• Records provided:

___

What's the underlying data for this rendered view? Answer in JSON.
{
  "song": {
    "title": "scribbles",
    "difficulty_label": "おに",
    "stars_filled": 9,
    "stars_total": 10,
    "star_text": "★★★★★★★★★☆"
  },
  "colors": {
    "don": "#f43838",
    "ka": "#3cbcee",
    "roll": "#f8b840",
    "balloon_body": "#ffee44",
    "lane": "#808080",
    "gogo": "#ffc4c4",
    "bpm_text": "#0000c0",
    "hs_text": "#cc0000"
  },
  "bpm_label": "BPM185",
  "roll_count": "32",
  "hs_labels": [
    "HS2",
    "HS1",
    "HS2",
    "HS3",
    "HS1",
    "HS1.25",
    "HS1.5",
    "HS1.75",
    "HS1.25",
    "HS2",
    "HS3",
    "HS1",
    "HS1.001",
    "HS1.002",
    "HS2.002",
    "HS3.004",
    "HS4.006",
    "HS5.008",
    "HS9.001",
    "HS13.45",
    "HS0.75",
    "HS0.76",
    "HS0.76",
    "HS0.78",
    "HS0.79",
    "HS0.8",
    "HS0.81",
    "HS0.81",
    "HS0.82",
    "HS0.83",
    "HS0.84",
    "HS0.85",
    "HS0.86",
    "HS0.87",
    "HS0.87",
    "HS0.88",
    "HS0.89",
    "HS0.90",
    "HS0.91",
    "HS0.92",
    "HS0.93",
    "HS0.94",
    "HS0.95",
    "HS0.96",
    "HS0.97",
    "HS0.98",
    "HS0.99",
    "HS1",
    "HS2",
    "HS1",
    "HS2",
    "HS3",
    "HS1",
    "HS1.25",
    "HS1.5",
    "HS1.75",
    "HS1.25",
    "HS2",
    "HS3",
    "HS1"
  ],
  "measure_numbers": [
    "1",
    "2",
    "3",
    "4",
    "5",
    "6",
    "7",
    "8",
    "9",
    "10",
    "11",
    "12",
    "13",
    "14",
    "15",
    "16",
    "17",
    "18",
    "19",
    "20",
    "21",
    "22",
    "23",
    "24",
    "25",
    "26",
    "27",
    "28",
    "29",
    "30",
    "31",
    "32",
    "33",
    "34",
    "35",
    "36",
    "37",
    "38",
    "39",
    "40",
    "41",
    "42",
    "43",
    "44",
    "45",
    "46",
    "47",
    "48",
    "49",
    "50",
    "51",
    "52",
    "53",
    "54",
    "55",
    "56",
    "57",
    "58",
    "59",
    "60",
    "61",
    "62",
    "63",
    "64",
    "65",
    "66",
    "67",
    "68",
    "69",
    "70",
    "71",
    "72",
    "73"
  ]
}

___

• Do this: Go through the listing and copy all of it exactly.

• Response to this task:
What's the underlying data for this rendered view? Answer in JSON.
{
  "song": {
    "title": "scribbles",
    "difficulty_label": "おに",
    "stars_filled": 9,
    "stars_total": 10,
    "star_text": "★★★★★★★★★☆"
  },
  "colors": {
    "don": "#f43838",
    "ka": "#3cbcee",
    "roll": "#f8b840",
    "balloon_body": "#ffee44",
    "lane": "#808080",
    "gogo": "#ffc4c4",
    "bpm_text": "#0000c0",
    "hs_text": "#cc0000"
  },
  "bpm_label": "BPM185",
  "roll_count": "32",
  "hs_labels": [
    "HS2",
    "HS1",
    "HS2",
    "HS3",
    "HS1",
    "HS1.25",
    "HS1.5",
    "HS1.75",
    "HS1.25",
    "HS2",
    "HS3",
    "HS1",
    "HS1.001",
    "HS1.002",
    "HS2.002",
    "HS3.004",
    "HS4.006",
    "HS5.008",
    "HS9.001",
    "HS13.45",
    "HS0.75",
    "HS0.76",
    "HS0.76",
    "HS0.78",
    "HS0.79",
    "HS0.8",
    "HS0.81",
    "HS0.81",
    "HS0.82",
    "HS0.83",
    "HS0.84",
    "HS0.85",
    "HS0.86",
    "HS0.87",
    "HS0.87",
    "HS0.88",
    "HS0.89",
    "HS0.90",
    "HS0.91",
    "HS0.92",
    "HS0.93",
    "HS0.94",
    "HS0.95",
    "HS0.96",
    "HS0.97",
    "HS0.98",
    "HS0.99",
    "HS1",
    "HS2",
    "HS1",
    "HS2",
    "HS3",
    "HS1",
    "HS1.25",
    "HS1.5",
    "HS1.75",
    "HS1.25",
    "HS2",
    "HS3",
    "HS1"
  ],
  "measure_numbers": [
    "1",
    "2",
    "3",
    "4",
    "5",
    "6",
    "7",
    "8",
    "9",
    "10",
    "11",
    "12",
    "13",
    "14",
    "15",
    "16",
    "17",
    "18",
    "19",
    "20",
    "21",
    "22",
    "23",
    "24",
    "25",
    "26",
    "27",
    "28",
    "29",
    "30",
    "31",
    "32",
    "33",
    "34",
    "35",
    "36",
    "37",
    "38",
    "39",
    "40",
    "41",
    "42",
    "43",
    "44",
    "45",
    "46",
    "47",
    "48",
    "49",
    "50",
    "51",
    "52",
    "53",
    "54",
    "55",
    "56",
    "57",
    "58",
    "59",
    "60",
    "61",
    "62",
    "63",
    "64",
    "65",
    "66",
    "67",
    "68",
    "69",
    "70",
    "71",
    "72",
    "73"
  ]
}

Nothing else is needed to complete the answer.